Task instructions:
Using the data below, copy each line that includes the word "from".

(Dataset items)
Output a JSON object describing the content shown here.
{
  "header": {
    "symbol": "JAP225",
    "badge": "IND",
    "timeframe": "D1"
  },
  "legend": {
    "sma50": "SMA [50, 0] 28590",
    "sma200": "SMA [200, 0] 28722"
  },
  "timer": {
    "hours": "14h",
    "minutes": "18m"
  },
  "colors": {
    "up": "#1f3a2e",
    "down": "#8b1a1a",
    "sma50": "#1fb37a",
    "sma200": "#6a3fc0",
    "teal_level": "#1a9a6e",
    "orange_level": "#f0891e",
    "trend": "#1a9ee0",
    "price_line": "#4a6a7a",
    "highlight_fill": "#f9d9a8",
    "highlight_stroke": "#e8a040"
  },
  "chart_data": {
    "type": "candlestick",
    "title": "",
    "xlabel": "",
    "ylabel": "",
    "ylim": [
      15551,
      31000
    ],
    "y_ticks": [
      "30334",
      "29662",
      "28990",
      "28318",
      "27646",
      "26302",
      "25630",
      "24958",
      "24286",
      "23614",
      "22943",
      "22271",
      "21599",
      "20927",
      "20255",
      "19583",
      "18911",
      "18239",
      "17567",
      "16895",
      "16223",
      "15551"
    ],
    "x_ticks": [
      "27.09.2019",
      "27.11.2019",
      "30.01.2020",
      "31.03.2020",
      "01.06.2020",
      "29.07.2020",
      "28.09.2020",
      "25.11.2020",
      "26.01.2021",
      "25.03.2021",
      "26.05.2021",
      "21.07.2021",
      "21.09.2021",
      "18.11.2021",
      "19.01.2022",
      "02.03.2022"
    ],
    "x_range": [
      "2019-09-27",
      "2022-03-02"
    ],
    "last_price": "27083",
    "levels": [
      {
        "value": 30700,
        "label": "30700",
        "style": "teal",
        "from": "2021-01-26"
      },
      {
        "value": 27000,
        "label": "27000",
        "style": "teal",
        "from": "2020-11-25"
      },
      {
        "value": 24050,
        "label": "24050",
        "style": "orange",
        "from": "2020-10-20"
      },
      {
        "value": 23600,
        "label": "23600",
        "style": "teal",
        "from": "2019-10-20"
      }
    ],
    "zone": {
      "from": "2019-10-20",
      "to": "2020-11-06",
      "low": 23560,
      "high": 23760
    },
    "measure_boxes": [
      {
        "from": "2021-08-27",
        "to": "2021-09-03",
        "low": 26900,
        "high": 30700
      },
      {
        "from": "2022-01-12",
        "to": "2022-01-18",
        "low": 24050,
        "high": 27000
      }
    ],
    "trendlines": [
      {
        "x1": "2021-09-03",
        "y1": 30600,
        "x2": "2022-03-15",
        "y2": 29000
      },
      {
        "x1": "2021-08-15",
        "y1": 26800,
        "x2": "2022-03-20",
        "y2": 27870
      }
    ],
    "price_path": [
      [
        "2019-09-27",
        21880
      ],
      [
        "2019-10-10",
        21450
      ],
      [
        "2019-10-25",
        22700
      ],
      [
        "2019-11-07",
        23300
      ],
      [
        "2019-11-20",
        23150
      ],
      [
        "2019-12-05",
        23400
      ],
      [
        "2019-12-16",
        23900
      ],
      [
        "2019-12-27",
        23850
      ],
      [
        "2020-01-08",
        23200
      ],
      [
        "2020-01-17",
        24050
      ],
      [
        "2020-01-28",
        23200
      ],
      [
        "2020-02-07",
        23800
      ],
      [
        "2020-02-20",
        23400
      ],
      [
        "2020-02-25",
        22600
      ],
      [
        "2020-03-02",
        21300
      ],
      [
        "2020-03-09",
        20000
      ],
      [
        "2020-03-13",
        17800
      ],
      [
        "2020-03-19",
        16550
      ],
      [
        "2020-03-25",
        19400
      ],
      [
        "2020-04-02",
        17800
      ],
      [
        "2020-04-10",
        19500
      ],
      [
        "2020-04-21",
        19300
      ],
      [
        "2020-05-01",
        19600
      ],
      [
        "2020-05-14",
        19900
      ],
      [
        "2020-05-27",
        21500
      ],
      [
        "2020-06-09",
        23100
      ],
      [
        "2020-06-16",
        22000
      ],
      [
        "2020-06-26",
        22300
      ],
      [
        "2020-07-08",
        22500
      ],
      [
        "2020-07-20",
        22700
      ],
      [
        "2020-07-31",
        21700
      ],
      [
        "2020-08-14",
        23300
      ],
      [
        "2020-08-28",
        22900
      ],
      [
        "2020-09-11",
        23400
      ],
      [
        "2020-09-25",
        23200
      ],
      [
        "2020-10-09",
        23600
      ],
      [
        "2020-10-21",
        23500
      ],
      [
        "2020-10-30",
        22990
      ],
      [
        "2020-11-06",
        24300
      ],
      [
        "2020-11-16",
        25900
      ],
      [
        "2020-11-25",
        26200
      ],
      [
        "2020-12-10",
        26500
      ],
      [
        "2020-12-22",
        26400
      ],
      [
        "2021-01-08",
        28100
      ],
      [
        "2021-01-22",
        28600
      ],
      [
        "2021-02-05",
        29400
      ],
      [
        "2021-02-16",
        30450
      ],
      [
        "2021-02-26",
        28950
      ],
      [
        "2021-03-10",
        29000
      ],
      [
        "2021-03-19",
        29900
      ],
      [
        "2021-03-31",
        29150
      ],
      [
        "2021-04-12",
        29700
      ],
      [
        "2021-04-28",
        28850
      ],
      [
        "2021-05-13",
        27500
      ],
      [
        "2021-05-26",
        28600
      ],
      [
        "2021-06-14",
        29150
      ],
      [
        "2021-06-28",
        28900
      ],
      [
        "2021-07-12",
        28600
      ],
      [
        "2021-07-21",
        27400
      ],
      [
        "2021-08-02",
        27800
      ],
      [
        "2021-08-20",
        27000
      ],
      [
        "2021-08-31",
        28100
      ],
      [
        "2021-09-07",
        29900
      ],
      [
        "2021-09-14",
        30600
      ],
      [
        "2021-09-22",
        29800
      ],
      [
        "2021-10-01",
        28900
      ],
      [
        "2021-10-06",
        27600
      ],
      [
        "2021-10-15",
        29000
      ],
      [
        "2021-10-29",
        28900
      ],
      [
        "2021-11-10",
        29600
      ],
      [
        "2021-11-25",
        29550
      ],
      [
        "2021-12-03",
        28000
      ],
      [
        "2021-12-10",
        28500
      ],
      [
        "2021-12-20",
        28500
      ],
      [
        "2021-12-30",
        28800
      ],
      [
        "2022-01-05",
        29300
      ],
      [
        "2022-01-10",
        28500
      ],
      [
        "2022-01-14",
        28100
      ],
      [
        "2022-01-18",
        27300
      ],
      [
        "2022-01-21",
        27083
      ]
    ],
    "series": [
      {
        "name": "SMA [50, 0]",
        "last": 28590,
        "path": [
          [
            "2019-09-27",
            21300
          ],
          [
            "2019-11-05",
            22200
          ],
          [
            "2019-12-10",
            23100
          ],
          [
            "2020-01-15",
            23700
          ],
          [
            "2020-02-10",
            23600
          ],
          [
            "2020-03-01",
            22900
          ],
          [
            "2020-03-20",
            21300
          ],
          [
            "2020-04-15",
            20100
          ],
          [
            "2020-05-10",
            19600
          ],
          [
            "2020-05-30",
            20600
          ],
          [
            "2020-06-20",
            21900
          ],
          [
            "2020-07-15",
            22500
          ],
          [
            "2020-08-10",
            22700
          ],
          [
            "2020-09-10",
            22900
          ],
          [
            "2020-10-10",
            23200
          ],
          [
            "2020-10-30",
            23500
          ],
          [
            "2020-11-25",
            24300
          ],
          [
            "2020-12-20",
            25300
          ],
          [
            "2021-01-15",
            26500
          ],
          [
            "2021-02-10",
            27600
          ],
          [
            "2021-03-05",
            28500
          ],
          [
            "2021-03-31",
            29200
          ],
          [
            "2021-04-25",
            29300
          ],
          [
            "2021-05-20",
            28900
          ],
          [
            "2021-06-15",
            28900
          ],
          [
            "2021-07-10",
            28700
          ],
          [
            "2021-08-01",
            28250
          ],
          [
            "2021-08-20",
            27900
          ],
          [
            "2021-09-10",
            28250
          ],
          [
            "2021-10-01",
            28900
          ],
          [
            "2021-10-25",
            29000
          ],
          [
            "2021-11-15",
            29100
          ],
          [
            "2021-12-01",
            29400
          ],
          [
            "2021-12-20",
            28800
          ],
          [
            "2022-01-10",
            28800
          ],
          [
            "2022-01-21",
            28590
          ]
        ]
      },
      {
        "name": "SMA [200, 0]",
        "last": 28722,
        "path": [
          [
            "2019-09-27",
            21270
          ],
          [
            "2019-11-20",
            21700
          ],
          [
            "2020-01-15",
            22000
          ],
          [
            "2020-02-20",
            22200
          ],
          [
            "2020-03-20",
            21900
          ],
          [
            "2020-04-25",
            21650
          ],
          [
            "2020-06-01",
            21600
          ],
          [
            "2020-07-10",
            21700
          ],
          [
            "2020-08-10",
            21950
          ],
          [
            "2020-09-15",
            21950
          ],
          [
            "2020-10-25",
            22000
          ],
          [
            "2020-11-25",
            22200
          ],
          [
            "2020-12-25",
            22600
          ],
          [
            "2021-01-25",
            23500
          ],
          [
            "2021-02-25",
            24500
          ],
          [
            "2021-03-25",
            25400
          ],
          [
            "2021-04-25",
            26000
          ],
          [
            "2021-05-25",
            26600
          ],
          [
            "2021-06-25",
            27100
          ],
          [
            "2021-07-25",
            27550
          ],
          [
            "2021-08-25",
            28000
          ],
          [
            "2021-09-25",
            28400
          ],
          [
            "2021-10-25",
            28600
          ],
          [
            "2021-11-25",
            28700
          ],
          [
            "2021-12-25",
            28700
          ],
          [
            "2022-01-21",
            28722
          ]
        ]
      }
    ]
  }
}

Finished answer:
        "from": "2021-01-26"
        "from": "2020-11-25"
        "from": "2020-10-20"
        "from": "2019-10-20"
      "from": "2019-10-20",
        "from": "2021-08-27",
        "from": "2022-01-12",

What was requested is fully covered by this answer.